- The task:
Your answer should be a single number: the count of lines that include the word "ابوك".

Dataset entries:
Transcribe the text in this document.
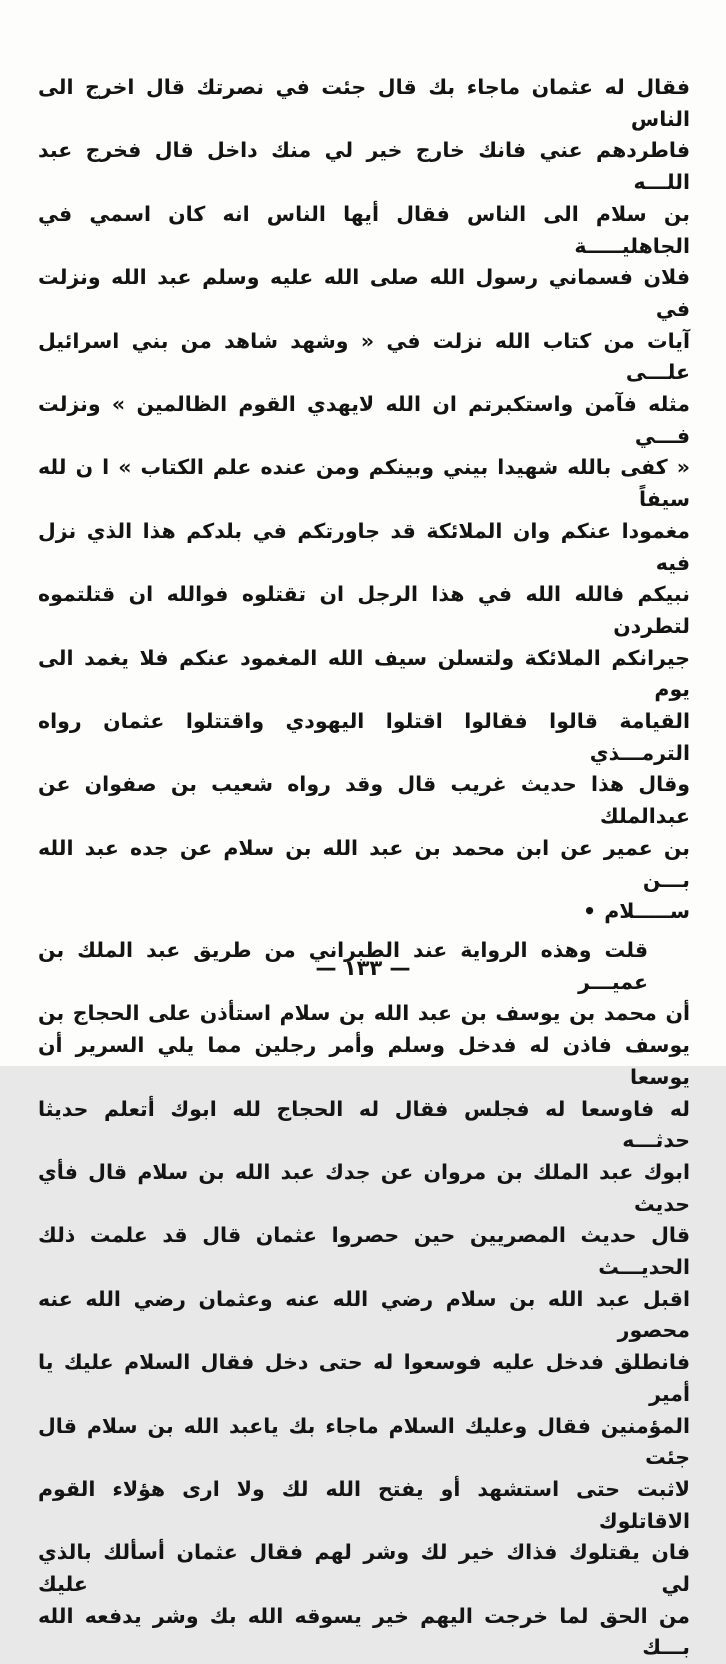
فقال له عثمان ماجاء بك قال جئت في نصرتك قال اخرج الى الناس
فاطردهم عني فانك خارج خير لي منك داخل قال فخرج عبد اللـــه
بن سلام الى الناس فقال أيها الناس انه كان اسمي في الجاهليـــــة
فلان فسماني رسول الله صلى الله عليه وسلم عبد الله ونزلت في
آيات من كتاب الله نزلت في « وشهد شاهد من بني اسرائيل علـــى
مثله فآمن واستكبرتم ان الله لايهدي القوم الظالمين » ونزلت فـــي
« كفى بالله شهيدا بيني وبينكم ومن عنده علم الكتاب » ا ن لله سيفاً
مغمودا عنكم وان الملائكة قد جاورتكم في بلدكم هذا الذي نزل فيه
نبيكم فالله الله في هذا الرجل ان تقتلوه فوالله ان قتلتموه لتطردن
جيرانكم الملائكة ولتسلن سيف الله المغمود عنكم فلا يغمد الى يوم
القيامة قالوا فقالوا اقتلوا اليهودي واقتتلوا عثمان رواه الترمـــذي
وقال هذا حديث غريب قال وقد رواه شعيب بن صفوان عن عبدالملك
بن عمير عن ابن محمد بن عبد الله بن سلام عن جده عبد الله بـــن
ســـــلام •
قلت وهذه الرواية عند الطبراني من طريق عبد الملك بن عميـــر
أن محمد بن يوسف بن عبد الله بن سلام استأذن على الحجاج بن
يوسف فاذن له فدخل وسلم وأمر رجلين مما يلي السرير أن يوسعا
له فاوسعا له فجلس فقال له الحجاج لله ابوك أتعلم حديثا حدثـــه
ابوك عبد الملك بن مروان عن جدك عبد الله بن سلام قال فأي حديث
قال حديث المصريين حين حصروا عثمان قال قد علمت ذلك الحديـــث
اقبل عبد الله بن سلام رضي الله عنه وعثمان رضي الله عنه محصور
فانطلق فدخل عليه فوسعوا له حتى دخل فقال السلام عليك يا أمير
المؤمنين فقال وعليك السلام ماجاء بك ياعبد الله بن سلام قال جئت
لاثبت حتى استشهد أو يفتح الله لك ولا ارى هؤلاء القوم الاقاتلوك
فان يقتلوك فذاك خير لك وشر لهم فقال عثمان أسألك بالذي لي عليك
من الحق لما خرجت اليهم خير يسوقه الله بك وشر يدفعه الله بـــك
— ١٣٣ —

- Worked solution:
2